Stated goal.
Gather all lines with the word "Diskantti" in them.

Stored records:
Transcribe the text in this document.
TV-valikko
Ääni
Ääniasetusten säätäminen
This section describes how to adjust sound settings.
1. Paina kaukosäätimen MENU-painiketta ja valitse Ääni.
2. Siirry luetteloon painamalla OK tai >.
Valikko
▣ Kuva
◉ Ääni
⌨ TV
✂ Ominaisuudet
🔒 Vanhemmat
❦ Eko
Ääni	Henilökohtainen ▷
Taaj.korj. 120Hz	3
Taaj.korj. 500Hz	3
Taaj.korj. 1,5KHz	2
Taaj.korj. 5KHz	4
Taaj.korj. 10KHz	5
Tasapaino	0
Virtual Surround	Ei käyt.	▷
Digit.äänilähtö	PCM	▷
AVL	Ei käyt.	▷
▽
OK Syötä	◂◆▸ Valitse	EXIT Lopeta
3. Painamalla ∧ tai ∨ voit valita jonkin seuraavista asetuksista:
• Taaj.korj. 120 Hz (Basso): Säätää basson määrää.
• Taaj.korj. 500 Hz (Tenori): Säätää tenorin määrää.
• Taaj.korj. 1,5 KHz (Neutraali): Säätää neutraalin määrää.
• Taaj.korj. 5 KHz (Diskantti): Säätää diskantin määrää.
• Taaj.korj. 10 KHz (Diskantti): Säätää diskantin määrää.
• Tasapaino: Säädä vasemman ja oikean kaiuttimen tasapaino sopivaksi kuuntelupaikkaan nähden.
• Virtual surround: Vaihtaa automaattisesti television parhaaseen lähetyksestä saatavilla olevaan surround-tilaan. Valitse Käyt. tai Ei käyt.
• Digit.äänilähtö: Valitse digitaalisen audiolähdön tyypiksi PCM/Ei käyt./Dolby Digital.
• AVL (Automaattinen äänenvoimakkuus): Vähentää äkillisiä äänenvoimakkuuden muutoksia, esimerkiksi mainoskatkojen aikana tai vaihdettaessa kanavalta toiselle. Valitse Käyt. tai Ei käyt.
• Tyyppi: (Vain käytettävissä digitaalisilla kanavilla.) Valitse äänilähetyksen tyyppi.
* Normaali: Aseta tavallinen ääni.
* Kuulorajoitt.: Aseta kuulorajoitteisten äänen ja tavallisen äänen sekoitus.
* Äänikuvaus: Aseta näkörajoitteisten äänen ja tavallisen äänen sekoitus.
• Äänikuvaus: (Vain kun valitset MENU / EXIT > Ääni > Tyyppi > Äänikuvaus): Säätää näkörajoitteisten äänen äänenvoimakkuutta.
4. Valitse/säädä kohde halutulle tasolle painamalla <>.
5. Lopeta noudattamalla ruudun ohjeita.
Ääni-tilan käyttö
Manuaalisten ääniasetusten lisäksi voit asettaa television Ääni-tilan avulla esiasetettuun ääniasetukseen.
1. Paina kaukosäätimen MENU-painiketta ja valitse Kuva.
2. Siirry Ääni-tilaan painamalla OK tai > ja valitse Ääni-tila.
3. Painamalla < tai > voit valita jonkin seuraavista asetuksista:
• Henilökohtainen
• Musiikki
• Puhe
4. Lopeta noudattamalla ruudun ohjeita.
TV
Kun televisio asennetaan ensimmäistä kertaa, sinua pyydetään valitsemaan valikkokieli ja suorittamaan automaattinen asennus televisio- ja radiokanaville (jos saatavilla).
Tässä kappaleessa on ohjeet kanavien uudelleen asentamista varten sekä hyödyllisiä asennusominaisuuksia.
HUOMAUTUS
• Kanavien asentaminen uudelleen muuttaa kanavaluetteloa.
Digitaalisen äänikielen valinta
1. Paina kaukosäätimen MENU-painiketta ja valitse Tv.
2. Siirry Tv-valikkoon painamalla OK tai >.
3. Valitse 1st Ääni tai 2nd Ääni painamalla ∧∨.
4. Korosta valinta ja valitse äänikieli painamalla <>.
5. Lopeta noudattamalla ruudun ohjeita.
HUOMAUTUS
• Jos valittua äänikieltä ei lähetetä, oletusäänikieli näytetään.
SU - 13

Exercise answer.
• Taaj.korj. 5 KHz (Diskantti): Säätää diskantin määrää.
• Taaj.korj. 10 KHz (Diskantti): Säätää diskantin määrää.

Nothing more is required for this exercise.